- **Raw records**:

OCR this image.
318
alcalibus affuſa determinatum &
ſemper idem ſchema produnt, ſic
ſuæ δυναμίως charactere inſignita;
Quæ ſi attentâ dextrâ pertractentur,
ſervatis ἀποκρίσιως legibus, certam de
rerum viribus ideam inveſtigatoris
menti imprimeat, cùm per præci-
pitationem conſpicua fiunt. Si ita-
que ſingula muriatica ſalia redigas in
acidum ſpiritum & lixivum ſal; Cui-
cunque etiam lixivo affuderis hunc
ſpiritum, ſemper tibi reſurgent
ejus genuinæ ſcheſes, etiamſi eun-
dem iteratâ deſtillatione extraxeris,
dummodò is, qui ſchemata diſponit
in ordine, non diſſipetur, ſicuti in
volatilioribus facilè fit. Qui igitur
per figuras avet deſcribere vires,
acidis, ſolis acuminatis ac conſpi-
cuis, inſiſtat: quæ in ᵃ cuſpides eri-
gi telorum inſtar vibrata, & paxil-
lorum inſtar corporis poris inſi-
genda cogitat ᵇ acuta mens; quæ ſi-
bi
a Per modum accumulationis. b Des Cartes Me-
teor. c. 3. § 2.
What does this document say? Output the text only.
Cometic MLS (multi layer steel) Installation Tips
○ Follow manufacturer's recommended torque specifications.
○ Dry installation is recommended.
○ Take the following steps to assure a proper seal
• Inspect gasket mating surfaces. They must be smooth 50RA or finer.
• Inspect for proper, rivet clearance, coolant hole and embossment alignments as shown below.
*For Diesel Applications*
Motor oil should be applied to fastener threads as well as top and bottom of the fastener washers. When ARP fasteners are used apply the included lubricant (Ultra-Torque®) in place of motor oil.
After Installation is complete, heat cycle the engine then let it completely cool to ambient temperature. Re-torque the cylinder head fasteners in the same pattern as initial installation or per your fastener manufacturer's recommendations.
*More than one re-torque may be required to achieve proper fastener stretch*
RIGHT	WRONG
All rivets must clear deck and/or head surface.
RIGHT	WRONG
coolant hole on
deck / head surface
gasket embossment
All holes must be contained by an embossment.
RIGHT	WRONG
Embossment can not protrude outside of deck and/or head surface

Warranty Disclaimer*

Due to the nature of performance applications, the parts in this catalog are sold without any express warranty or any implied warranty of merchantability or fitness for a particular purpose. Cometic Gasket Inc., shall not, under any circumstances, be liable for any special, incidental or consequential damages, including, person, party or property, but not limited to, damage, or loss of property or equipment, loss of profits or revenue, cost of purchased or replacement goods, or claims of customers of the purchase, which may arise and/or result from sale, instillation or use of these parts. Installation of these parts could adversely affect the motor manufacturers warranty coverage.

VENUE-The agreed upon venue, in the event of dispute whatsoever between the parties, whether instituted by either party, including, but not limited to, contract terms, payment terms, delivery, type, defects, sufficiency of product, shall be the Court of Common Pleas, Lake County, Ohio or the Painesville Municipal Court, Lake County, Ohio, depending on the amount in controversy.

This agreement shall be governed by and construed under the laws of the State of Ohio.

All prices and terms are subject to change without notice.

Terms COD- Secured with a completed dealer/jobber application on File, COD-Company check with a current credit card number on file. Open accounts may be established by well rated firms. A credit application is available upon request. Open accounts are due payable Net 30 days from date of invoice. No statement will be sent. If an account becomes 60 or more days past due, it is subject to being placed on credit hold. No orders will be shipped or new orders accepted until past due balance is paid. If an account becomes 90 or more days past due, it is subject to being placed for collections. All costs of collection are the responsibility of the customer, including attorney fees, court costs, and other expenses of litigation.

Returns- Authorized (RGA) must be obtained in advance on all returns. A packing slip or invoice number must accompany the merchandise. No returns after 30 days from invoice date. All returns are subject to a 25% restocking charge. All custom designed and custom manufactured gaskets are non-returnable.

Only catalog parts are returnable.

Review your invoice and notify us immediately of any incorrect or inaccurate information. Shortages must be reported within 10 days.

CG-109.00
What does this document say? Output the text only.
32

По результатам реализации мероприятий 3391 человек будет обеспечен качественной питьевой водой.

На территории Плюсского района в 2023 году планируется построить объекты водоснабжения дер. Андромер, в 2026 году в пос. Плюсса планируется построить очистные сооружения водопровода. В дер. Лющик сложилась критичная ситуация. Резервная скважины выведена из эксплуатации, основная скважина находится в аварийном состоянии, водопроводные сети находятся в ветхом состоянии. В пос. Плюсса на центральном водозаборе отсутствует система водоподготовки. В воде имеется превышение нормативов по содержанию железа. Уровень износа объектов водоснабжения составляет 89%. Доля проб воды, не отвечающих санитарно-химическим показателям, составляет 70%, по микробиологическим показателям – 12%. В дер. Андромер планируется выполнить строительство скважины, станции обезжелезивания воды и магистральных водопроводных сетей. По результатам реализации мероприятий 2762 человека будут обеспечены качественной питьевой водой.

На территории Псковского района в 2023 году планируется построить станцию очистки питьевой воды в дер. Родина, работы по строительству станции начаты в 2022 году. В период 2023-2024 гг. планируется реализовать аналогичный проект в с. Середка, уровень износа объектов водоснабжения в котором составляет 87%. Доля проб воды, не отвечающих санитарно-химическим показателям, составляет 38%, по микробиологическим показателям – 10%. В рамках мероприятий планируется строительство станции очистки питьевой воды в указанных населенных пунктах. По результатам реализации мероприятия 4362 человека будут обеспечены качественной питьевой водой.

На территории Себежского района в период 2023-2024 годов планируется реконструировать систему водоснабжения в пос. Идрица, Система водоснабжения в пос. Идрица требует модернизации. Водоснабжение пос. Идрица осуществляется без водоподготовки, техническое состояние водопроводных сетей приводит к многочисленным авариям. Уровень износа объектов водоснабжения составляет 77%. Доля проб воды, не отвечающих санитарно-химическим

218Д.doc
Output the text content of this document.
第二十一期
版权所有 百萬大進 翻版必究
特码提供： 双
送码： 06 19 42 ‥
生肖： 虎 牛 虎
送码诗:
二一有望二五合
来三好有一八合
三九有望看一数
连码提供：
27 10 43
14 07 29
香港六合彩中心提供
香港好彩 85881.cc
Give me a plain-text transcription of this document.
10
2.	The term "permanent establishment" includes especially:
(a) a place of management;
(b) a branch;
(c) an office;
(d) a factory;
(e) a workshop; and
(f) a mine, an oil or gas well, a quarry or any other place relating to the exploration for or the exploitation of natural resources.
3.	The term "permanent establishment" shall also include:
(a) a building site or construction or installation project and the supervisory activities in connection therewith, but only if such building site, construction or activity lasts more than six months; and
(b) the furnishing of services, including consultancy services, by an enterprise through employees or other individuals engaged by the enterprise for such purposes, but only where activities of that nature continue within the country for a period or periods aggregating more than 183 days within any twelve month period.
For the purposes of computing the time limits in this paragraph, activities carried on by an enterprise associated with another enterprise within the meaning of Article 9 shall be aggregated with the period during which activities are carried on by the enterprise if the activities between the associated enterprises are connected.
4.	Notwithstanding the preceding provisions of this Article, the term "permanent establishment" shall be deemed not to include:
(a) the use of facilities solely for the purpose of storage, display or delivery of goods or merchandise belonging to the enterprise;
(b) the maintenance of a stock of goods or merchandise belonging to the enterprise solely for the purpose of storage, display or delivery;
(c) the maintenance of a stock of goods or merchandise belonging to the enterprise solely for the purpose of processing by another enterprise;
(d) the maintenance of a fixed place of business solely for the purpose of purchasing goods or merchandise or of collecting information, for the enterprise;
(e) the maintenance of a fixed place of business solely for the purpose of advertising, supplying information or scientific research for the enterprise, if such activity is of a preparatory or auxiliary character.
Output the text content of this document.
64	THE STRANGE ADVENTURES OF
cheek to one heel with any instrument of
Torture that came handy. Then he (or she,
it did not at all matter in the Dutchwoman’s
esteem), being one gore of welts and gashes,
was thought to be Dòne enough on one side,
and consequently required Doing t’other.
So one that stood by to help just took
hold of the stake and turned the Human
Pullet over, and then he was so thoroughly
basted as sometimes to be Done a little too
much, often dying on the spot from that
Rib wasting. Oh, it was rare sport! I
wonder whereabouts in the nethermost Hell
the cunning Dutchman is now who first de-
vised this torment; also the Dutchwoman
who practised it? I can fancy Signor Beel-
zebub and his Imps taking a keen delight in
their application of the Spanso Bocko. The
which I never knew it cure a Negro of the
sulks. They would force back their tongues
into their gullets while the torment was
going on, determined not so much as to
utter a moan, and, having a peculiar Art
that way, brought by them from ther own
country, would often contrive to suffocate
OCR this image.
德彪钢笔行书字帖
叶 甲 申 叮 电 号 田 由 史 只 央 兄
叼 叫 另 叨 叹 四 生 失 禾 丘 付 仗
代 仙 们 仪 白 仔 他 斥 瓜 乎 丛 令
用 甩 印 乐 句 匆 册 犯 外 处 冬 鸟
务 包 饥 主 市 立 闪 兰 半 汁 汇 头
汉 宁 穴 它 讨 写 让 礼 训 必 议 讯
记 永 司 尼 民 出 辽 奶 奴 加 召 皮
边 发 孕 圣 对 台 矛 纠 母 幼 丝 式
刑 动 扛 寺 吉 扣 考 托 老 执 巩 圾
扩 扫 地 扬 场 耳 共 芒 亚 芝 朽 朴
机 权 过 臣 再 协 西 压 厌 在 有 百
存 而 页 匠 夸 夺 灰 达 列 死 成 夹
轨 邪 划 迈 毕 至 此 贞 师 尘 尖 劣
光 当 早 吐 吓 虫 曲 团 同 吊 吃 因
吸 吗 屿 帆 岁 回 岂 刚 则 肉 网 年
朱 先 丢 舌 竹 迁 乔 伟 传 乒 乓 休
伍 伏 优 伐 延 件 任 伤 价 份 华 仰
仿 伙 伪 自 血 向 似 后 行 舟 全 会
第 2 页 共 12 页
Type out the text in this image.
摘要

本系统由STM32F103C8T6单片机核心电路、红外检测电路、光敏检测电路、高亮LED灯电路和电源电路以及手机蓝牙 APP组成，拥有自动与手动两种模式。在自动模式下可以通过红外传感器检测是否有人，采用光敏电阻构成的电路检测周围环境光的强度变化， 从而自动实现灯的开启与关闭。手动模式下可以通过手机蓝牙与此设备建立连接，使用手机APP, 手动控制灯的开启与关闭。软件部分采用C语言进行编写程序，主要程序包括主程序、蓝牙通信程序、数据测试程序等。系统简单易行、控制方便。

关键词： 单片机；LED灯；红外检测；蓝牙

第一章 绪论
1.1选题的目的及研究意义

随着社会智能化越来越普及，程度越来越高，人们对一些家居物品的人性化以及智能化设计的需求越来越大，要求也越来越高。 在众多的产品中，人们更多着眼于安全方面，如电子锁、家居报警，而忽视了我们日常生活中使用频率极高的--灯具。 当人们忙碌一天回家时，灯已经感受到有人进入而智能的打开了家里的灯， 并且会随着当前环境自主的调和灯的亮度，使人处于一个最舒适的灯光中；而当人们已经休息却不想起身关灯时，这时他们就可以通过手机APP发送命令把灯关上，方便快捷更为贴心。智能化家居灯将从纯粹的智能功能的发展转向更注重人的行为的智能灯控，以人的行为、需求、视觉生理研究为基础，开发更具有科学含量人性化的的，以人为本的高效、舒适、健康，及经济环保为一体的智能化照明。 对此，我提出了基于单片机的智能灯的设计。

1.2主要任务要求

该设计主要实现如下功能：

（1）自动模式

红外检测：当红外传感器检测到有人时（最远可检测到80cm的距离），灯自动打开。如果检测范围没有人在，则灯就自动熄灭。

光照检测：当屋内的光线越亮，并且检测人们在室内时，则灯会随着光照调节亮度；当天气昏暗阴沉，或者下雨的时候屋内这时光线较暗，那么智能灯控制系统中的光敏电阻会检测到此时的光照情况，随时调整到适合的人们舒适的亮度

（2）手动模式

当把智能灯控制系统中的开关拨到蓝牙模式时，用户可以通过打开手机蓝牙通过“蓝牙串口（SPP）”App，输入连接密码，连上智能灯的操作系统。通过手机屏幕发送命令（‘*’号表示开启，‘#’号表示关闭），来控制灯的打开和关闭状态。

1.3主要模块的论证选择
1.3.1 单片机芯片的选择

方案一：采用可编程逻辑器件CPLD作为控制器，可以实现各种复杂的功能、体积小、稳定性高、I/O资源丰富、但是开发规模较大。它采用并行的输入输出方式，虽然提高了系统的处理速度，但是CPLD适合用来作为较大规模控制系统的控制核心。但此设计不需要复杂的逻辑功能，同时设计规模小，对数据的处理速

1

- **Task**: Go through the material above and copy each line that has the word "enterprise".

- **Task solution**:
(b) the furnishing of services, including consultancy services, by an enterprise through employees or other individuals engaged by the enterprise for such purposes, but only where activities of that nature continue within the country for a period or periods aggregating more than 183 days within any twelve month period.
For the purposes of computing the time limits in this paragraph, activities carried on by an enterprise associated with another enterprise within the meaning of Article 9 shall be aggregated with the period during which activities are carried on by the enterprise if the activities between the associated enterprises are connected.
(a) the use of facilities solely for the purpose of storage, display or delivery of goods or merchandise belonging to the enterprise;
(b) the maintenance of a stock of goods or merchandise belonging to the enterprise solely for the purpose of storage, display or delivery;
(c) the maintenance of a stock of goods or merchandise belonging to the enterprise solely for the purpose of processing by another enterprise;
(d) the maintenance of a fixed place of business solely for the purpose of purchasing goods or merchandise or of collecting information, for the enterprise;
(e) the maintenance of a fixed place of business solely for the purpose of advertising, supplying information or scientific research for the enterprise, if such activity is of a preparatory or auxiliary character.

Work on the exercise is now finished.